Exercise inputs:
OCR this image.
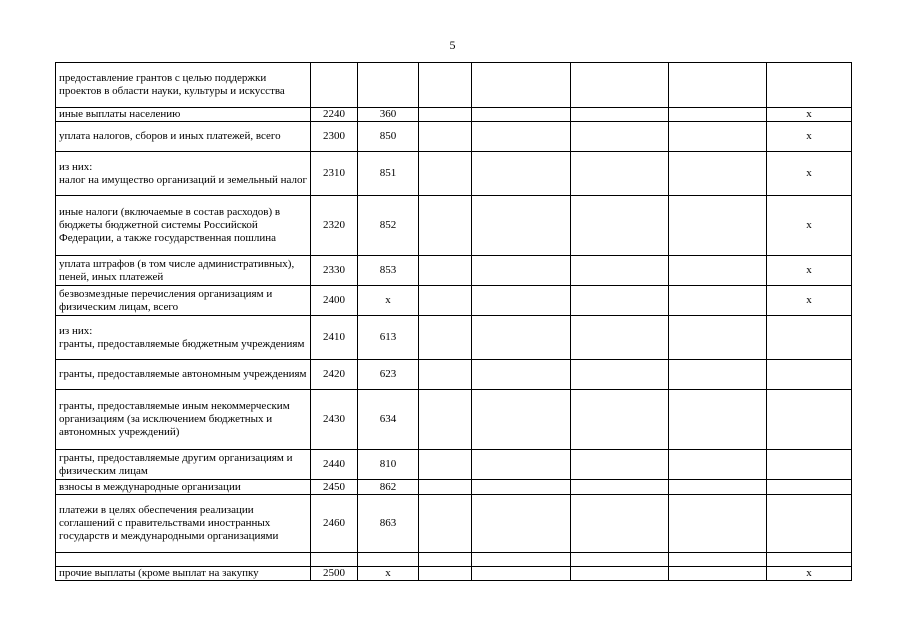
5
предоставление грантов с целью поддержки проектов в области науки, культуры и искусства							
иные выплаты населению	2240	360					x
уплата налогов, сборов и иных платежей, всего	2300	850					x
из них:
налог на имущество организаций и земельный налог	2310	851					x
иные налоги (включаемые в состав расходов) в бюджеты бюджетной системы Российской Федерации, а также государственная пошлина	2320	852					x
уплата штрафов (в том числе административных), пеней, иных платежей	2330	853					x
безвозмездные перечисления организациям и физическим лицам, всего	2400	x					x
из них:
гранты, предоставляемые бюджетным учреждениям	2410	613					
гранты, предоставляемые автономным учреждениям	2420	623					
гранты, предоставляемые иным некоммерческим организациям (за исключением бюджетных и автономных учреждений)	2430	634					
гранты, предоставляемые другим организациям и физическим лицам	2440	810					
взносы в международные организации	2450	862					
платежи в целях обеспечения реализации соглашений с правительствами иностранных государств и международными организациями	2460	863					

прочие выплаты (кроме выплат на закупку	2500	x					x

Written task: Can you retype every record above exactly, leaving out the pictures?

Correct response:
OCR this image.
5
предоставление грантов с целью поддержки проектов в области науки, культуры и искусства							
иные выплаты населению	2240	360					x
уплата налогов, сборов и иных платежей, всего	2300	850					x
из них:
налог на имущество организаций и земельный налог	2310	851					x
иные налоги (включаемые в состав расходов) в бюджеты бюджетной системы Российской Федерации, а также государственная пошлина	2320	852					x
уплата штрафов (в том числе административных), пеней, иных платежей	2330	853					x
безвозмездные перечисления организациям и физическим лицам, всего	2400	x					x
из них:
гранты, предоставляемые бюджетным учреждениям	2410	613					
гранты, предоставляемые автономным учреждениям	2420	623					
гранты, предоставляемые иным некоммерческим организациям (за исключением бюджетных и автономных учреждений)	2430	634					
гранты, предоставляемые другим организациям и физическим лицам	2440	810					
взносы в международные организации	2450	862					
платежи в целях обеспечения реализации соглашений с правительствами иностранных государств и международными организациями	2460	863					

прочие выплаты (кроме выплат на закупку	2500	x					x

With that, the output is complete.